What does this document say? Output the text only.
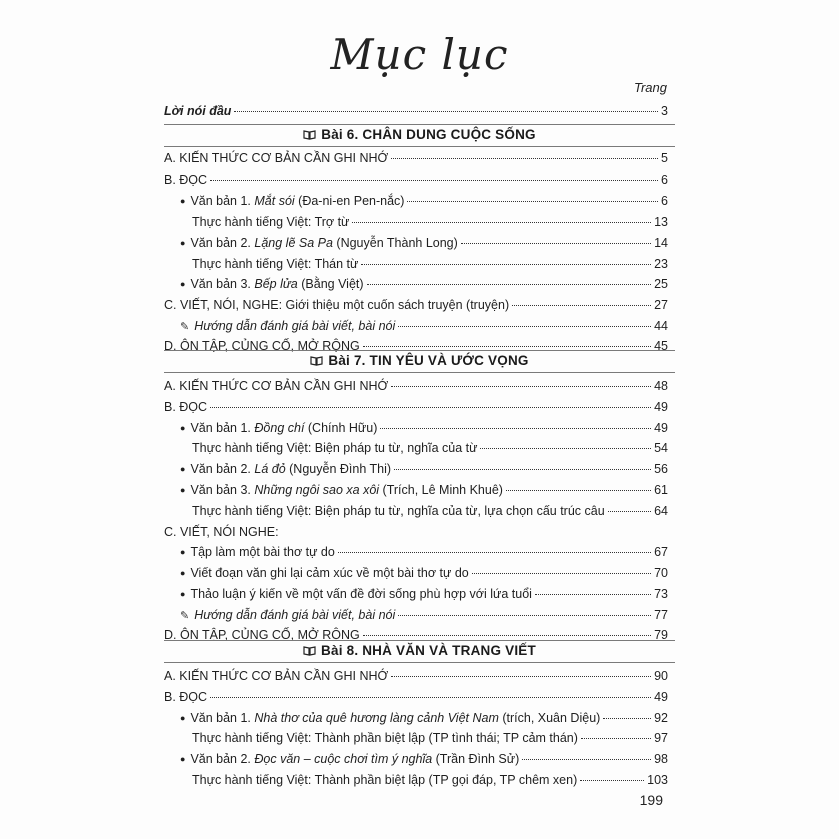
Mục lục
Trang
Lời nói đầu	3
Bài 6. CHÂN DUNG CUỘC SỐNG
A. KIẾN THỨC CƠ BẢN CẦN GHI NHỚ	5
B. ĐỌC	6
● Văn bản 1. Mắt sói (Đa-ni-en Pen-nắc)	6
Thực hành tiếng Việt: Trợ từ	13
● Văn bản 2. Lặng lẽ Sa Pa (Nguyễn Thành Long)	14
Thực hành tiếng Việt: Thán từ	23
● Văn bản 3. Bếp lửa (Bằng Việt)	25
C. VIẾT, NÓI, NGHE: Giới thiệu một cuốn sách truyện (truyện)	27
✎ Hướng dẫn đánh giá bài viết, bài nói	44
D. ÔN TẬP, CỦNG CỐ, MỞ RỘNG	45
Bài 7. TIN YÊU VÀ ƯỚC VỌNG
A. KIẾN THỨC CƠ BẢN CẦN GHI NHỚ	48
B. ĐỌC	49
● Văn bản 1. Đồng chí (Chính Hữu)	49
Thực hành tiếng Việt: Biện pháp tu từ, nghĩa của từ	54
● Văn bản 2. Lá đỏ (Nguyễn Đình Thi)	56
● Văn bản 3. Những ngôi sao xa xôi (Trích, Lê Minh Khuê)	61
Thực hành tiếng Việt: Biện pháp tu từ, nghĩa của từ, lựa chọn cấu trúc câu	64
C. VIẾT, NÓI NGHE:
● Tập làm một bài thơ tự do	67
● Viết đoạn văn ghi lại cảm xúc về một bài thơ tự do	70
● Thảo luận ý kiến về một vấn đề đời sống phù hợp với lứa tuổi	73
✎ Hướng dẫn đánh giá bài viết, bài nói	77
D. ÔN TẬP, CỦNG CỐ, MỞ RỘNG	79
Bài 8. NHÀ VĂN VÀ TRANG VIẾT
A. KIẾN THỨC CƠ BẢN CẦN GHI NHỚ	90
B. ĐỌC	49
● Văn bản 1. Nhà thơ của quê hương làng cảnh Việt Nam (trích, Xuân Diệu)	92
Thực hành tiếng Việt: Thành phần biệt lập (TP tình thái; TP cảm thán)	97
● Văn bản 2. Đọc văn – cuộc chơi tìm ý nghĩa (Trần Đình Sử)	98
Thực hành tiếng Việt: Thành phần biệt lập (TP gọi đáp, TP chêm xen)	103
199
:::::
# STATED PROBLEM:
Give an exact reproduction of every line, leaving out any picture.

# COMPLETED TASK:
What does this document say? Output the text only.
Mục lục
Trang
Lời nói đầu	3
Bài 6. CHÂN DUNG CUỘC SỐNG
A. KIẾN THỨC CƠ BẢN CẦN GHI NHỚ	5
B. ĐỌC	6
● Văn bản 1. Mắt sói (Đa-ni-en Pen-nắc)	6
Thực hành tiếng Việt: Trợ từ	13
● Văn bản 2. Lặng lẽ Sa Pa (Nguyễn Thành Long)	14
Thực hành tiếng Việt: Thán từ	23
● Văn bản 3. Bếp lửa (Bằng Việt)	25
C. VIẾT, NÓI, NGHE: Giới thiệu một cuốn sách truyện (truyện)	27
✎ Hướng dẫn đánh giá bài viết, bài nói	44
D. ÔN TẬP, CỦNG CỐ, MỞ RỘNG	45
Bài 7. TIN YÊU VÀ ƯỚC VỌNG
A. KIẾN THỨC CƠ BẢN CẦN GHI NHỚ	48
B. ĐỌC	49
● Văn bản 1. Đồng chí (Chính Hữu)	49
Thực hành tiếng Việt: Biện pháp tu từ, nghĩa của từ	54
● Văn bản 2. Lá đỏ (Nguyễn Đình Thi)	56
● Văn bản 3. Những ngôi sao xa xôi (Trích, Lê Minh Khuê)	61
Thực hành tiếng Việt: Biện pháp tu từ, nghĩa của từ, lựa chọn cấu trúc câu	64
C. VIẾT, NÓI NGHE:
● Tập làm một bài thơ tự do	67
● Viết đoạn văn ghi lại cảm xúc về một bài thơ tự do	70
● Thảo luận ý kiến về một vấn đề đời sống phù hợp với lứa tuổi	73
✎ Hướng dẫn đánh giá bài viết, bài nói	77
D. ÔN TẬP, CỦNG CỐ, MỞ RỘNG	79
Bài 8. NHÀ VĂN VÀ TRANG VIẾT
A. KIẾN THỨC CƠ BẢN CẦN GHI NHỚ	90
B. ĐỌC	49
● Văn bản 1. Nhà thơ của quê hương làng cảnh Việt Nam (trích, Xuân Diệu)	92
Thực hành tiếng Việt: Thành phần biệt lập (TP tình thái; TP cảm thán)	97
● Văn bản 2. Đọc văn – cuộc chơi tìm ý nghĩa (Trần Đình Sử)	98
Thực hành tiếng Việt: Thành phần biệt lập (TP gọi đáp, TP chêm xen)	103
199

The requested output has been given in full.